> _Prompt_
Each entry must be reproduced precisely as it stands.

Records contained in a dataset:
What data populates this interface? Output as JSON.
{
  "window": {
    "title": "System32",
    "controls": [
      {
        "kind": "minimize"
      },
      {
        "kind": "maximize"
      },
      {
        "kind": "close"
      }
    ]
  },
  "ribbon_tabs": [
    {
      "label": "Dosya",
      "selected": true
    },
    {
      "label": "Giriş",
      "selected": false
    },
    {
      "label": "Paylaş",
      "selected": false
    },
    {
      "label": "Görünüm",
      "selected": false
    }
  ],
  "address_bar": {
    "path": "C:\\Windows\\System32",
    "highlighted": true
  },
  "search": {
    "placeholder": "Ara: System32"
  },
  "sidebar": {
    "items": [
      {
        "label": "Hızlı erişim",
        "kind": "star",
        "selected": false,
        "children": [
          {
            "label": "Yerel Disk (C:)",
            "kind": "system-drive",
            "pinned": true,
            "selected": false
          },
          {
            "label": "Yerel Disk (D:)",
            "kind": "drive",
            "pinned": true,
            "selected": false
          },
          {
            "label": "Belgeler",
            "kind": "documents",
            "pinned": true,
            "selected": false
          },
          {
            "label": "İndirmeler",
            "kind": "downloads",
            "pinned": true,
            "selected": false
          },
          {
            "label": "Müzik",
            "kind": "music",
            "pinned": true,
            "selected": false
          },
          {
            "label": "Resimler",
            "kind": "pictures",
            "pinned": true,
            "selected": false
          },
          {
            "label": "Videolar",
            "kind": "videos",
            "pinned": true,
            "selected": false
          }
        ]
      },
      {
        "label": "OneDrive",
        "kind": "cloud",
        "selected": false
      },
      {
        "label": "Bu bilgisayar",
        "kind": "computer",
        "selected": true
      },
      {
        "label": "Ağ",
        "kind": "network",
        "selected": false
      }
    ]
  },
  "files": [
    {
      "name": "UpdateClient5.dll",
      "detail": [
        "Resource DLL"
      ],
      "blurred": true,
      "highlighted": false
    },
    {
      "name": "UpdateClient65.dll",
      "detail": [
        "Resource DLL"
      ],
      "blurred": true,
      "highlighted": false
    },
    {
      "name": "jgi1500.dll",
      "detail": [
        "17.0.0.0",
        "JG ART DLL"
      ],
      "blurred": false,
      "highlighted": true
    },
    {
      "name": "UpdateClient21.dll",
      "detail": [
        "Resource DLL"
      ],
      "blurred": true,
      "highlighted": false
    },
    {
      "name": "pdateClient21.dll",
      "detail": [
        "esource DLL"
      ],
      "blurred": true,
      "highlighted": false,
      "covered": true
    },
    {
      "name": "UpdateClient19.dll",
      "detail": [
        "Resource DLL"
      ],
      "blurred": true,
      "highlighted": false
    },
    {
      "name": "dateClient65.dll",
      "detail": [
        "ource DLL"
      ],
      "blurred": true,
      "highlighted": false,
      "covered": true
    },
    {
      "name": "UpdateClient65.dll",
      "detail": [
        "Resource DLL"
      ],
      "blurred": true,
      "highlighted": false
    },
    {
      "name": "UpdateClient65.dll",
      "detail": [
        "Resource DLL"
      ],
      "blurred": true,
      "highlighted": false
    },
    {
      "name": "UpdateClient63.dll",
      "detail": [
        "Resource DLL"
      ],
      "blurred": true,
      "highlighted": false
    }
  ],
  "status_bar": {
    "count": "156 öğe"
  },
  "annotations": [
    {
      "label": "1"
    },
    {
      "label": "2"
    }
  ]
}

> _Result for this task_
What data populates this interface? Output as JSON.
{
  "window": {
    "title": "System32",
    "controls": [
      {
        "kind": "minimize"
      },
      {
        "kind": "maximize"
      },
      {
        "kind": "close"
      }
    ]
  },
  "ribbon_tabs": [
    {
      "label": "Dosya",
      "selected": true
    },
    {
      "label": "Giriş",
      "selected": false
    },
    {
      "label": "Paylaş",
      "selected": false
    },
    {
      "label": "Görünüm",
      "selected": false
    }
  ],
  "address_bar": {
    "path": "C:\\Windows\\System32",
    "highlighted": true
  },
  "search": {
    "placeholder": "Ara: System32"
  },
  "sidebar": {
    "items": [
      {
        "label": "Hızlı erişim",
        "kind": "star",
        "selected": false,
        "children": [
          {
            "label": "Yerel Disk (C:)",
            "kind": "system-drive",
            "pinned": true,
            "selected": false
          },
          {
            "label": "Yerel Disk (D:)",
            "kind": "drive",
            "pinned": true,
            "selected": false
          },
          {
            "label": "Belgeler",
            "kind": "documents",
            "pinned": true,
            "selected": false
          },
          {
            "label": "İndirmeler",
            "kind": "downloads",
            "pinned": true,
            "selected": false
          },
          {
            "label": "Müzik",
            "kind": "music",
            "pinned": true,
            "selected": false
          },
          {
            "label": "Resimler",
            "kind": "pictures",
            "pinned": true,
            "selected": false
          },
          {
            "label": "Videolar",
            "kind": "videos",
            "pinned": true,
            "selected": false
          }
        ]
      },
      {
        "label": "OneDrive",
        "kind": "cloud",
        "selected": false
      },
      {
        "label": "Bu bilgisayar",
        "kind": "computer",
        "selected": true
      },
      {
        "label": "Ağ",
        "kind": "network",
        "selected": false
      }
    ]
  },
  "files": [
    {
      "name": "UpdateClient5.dll",
      "detail": [
        "Resource DLL"
      ],
      "blurred": true,
      "highlighted": false
    },
    {
      "name": "UpdateClient65.dll",
      "detail": [
        "Resource DLL"
      ],
      "blurred": true,
      "highlighted": false
    },
    {
      "name": "jgi1500.dll",
      "detail": [
        "17.0.0.0",
        "JG ART DLL"
      ],
      "blurred": false,
      "highlighted": true
    },
    {
      "name": "UpdateClient21.dll",
      "detail": [
        "Resource DLL"
      ],
      "blurred": true,
      "highlighted": false
    },
    {
      "name": "pdateClient21.dll",
      "detail": [
        "esource DLL"
      ],
      "blurred": true,
      "highlighted": false,
      "covered": true
    },
    {
      "name": "UpdateClient19.dll",
      "detail": [
        "Resource DLL"
      ],
      "blurred": true,
      "highlighted": false
    },
    {
      "name": "dateClient65.dll",
      "detail": [
        "ource DLL"
      ],
      "blurred": true,
      "highlighted": false,
      "covered": true
    },
    {
      "name": "UpdateClient65.dll",
      "detail": [
        "Resource DLL"
      ],
      "blurred": true,
      "highlighted": false
    },
    {
      "name": "UpdateClient65.dll",
      "detail": [
        "Resource DLL"
      ],
      "blurred": true,
      "highlighted": false
    },
    {
      "name": "UpdateClient63.dll",
      "detail": [
        "Resource DLL"
      ],
      "blurred": true,
      "highlighted": false
    }
  ],
  "status_bar": {
    "count": "156 öğe"
  },
  "annotations": [
    {
      "label": "1"
    },
    {
      "label": "2"
    }
  ]
}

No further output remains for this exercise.